Collection entries
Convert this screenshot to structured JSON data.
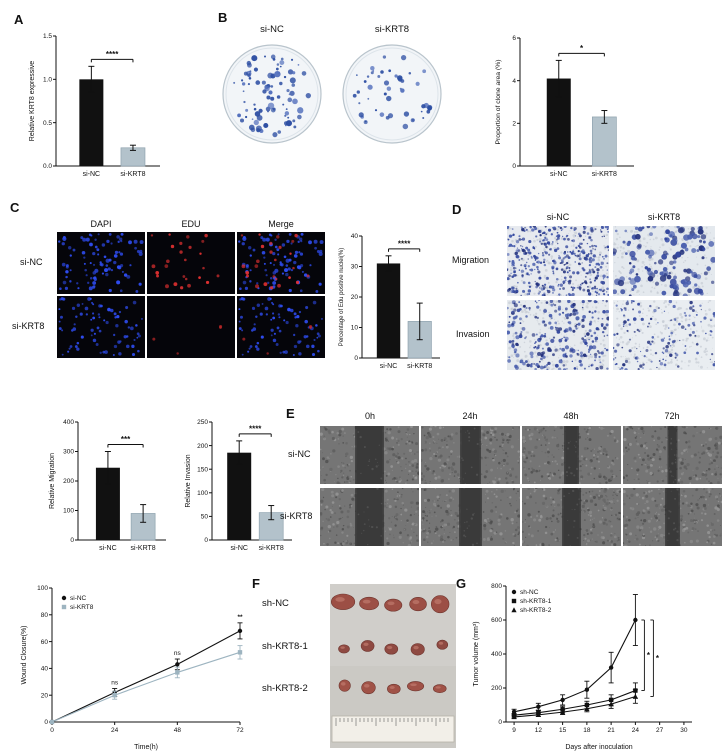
{
  "panel_labels": {
    "A": "A",
    "B": "B",
    "C": "C",
    "D": "D",
    "E": "E",
    "F": "F",
    "G": "G"
  },
  "panelB": {
    "dish_labels": [
      "si-NC",
      "si-KRT8"
    ]
  },
  "panelC": {
    "column_headers": [
      "DAPI",
      "EDU",
      "Merge"
    ],
    "row_labels": [
      "si-NC",
      "si-KRT8"
    ]
  },
  "panelD": {
    "column_headers": [
      "si-NC",
      "si-KRT8"
    ],
    "row_labels": [
      "Migration",
      "Invasion"
    ]
  },
  "panelE": {
    "column_headers": [
      "0h",
      "24h",
      "48h",
      "72h"
    ],
    "row_labels": [
      "si-NC",
      "si-KRT8"
    ]
  },
  "panelF": {
    "row_labels": [
      "sh-NC",
      "sh-KRT8-1",
      "sh-KRT8-2"
    ]
  },
  "chart_data": [
    {
      "id": "krt8-expression",
      "panel": "A",
      "type": "bar",
      "categories": [
        "si-NC",
        "si-KRT8"
      ],
      "values": [
        1.0,
        0.21
      ],
      "errors": [
        0.15,
        0.03
      ],
      "title": "",
      "xlabel": "",
      "ylabel": "Relative KRT8 expressive",
      "ylim": [
        0,
        1.5
      ],
      "yticks": [
        0,
        0.5,
        1,
        1.5
      ],
      "significance": "****",
      "bar_colors": [
        "#111111",
        "#b3c2cb"
      ]
    },
    {
      "id": "clone-area",
      "panel": "B",
      "type": "bar",
      "categories": [
        "si-NC",
        "si-KRT8"
      ],
      "values": [
        4.1,
        2.3
      ],
      "errors": [
        0.85,
        0.3
      ],
      "title": "",
      "xlabel": "",
      "ylabel": "Proportion of clone area (%)",
      "ylim": [
        0,
        6
      ],
      "yticks": [
        0,
        2,
        4,
        6
      ],
      "significance": "*",
      "bar_colors": [
        "#111111",
        "#b3c2cb"
      ]
    },
    {
      "id": "edu-positive",
      "panel": "C",
      "type": "bar",
      "categories": [
        "si-NC",
        "si-KRT8"
      ],
      "values": [
        31,
        12
      ],
      "errors": [
        2.5,
        6
      ],
      "title": "",
      "xlabel": "",
      "ylabel": "Percentage of Edu positive nuclei(%)",
      "ylim": [
        0,
        40
      ],
      "yticks": [
        0,
        10,
        20,
        30,
        40
      ],
      "significance": "****",
      "bar_colors": [
        "#111111",
        "#b3c2cb"
      ]
    },
    {
      "id": "relative-migration",
      "type": "bar",
      "categories": [
        "si-NC",
        "si-KRT8"
      ],
      "values": [
        245,
        90
      ],
      "errors": [
        55,
        30
      ],
      "title": "",
      "xlabel": "",
      "ylabel": "Relative Migration",
      "ylim": [
        0,
        400
      ],
      "yticks": [
        0,
        100,
        200,
        300,
        400
      ],
      "significance": "***",
      "bar_colors": [
        "#111111",
        "#b3c2cb"
      ]
    },
    {
      "id": "relative-invasion",
      "type": "bar",
      "categories": [
        "si-NC",
        "si-KRT8"
      ],
      "values": [
        185,
        58
      ],
      "errors": [
        25,
        15
      ],
      "title": "",
      "xlabel": "",
      "ylabel": "Relative Invasion",
      "ylim": [
        0,
        250
      ],
      "yticks": [
        0,
        50,
        100,
        150,
        200,
        250
      ],
      "significance": "****",
      "bar_colors": [
        "#111111",
        "#b3c2cb"
      ]
    },
    {
      "id": "wound-closure",
      "type": "line",
      "x": [
        0,
        24,
        48,
        72
      ],
      "xticks": [
        0,
        24,
        48,
        72
      ],
      "xlim": [
        0,
        72
      ],
      "xlabel": "Time(h)",
      "ylabel": "Wound Closure(%)",
      "ylim": [
        0,
        100
      ],
      "yticks": [
        0,
        20,
        40,
        60,
        80,
        100
      ],
      "legend_position": "top-left",
      "series": [
        {
          "name": "si-NC",
          "values": [
            0,
            22,
            43,
            68
          ],
          "errors": [
            0,
            3,
            4,
            6
          ],
          "marker": "circle",
          "color": "#111111"
        },
        {
          "name": "si-KRT8",
          "values": [
            0,
            20,
            37,
            52
          ],
          "errors": [
            0,
            3,
            4,
            5
          ],
          "marker": "square",
          "color": "#9db4c0"
        }
      ],
      "annotations": [
        {
          "x": 24,
          "label": "ns"
        },
        {
          "x": 48,
          "label": "ns"
        },
        {
          "x": 72,
          "label": "**"
        }
      ]
    },
    {
      "id": "tumor-volume",
      "panel": "G",
      "type": "line",
      "x": [
        9,
        12,
        15,
        18,
        21,
        24
      ],
      "xticks": [
        9,
        12,
        15,
        18,
        21,
        24,
        27,
        30
      ],
      "xlim": [
        8,
        31
      ],
      "xlabel": "Days after inoculation",
      "ylabel": "Tumor volume (mm³)",
      "ylim": [
        0,
        800
      ],
      "yticks": [
        0,
        200,
        400,
        600,
        800
      ],
      "legend_position": "top-left",
      "series": [
        {
          "name": "sh-NC",
          "values": [
            60,
            90,
            130,
            190,
            320,
            600
          ],
          "errors": [
            15,
            20,
            30,
            50,
            90,
            150
          ],
          "marker": "circle",
          "color": "#111111"
        },
        {
          "name": "sh-KRT8-1",
          "values": [
            40,
            55,
            75,
            100,
            130,
            185
          ],
          "errors": [
            10,
            12,
            18,
            22,
            30,
            45
          ],
          "marker": "square",
          "color": "#111111"
        },
        {
          "name": "sh-KRT8-2",
          "values": [
            30,
            42,
            58,
            78,
            105,
            150
          ],
          "errors": [
            8,
            10,
            14,
            18,
            25,
            40
          ],
          "marker": "triangle",
          "color": "#111111"
        }
      ],
      "significance": [
        "*",
        "*"
      ]
    }
  ]
}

**Aim of the exercise**
Copy every line of the records above that contains "name".

**Written solution**
          "name": "si-NC",
          "name": "si-KRT8",
          "name": "sh-NC",
          "name": "sh-KRT8-1",
          "name": "sh-KRT8-2",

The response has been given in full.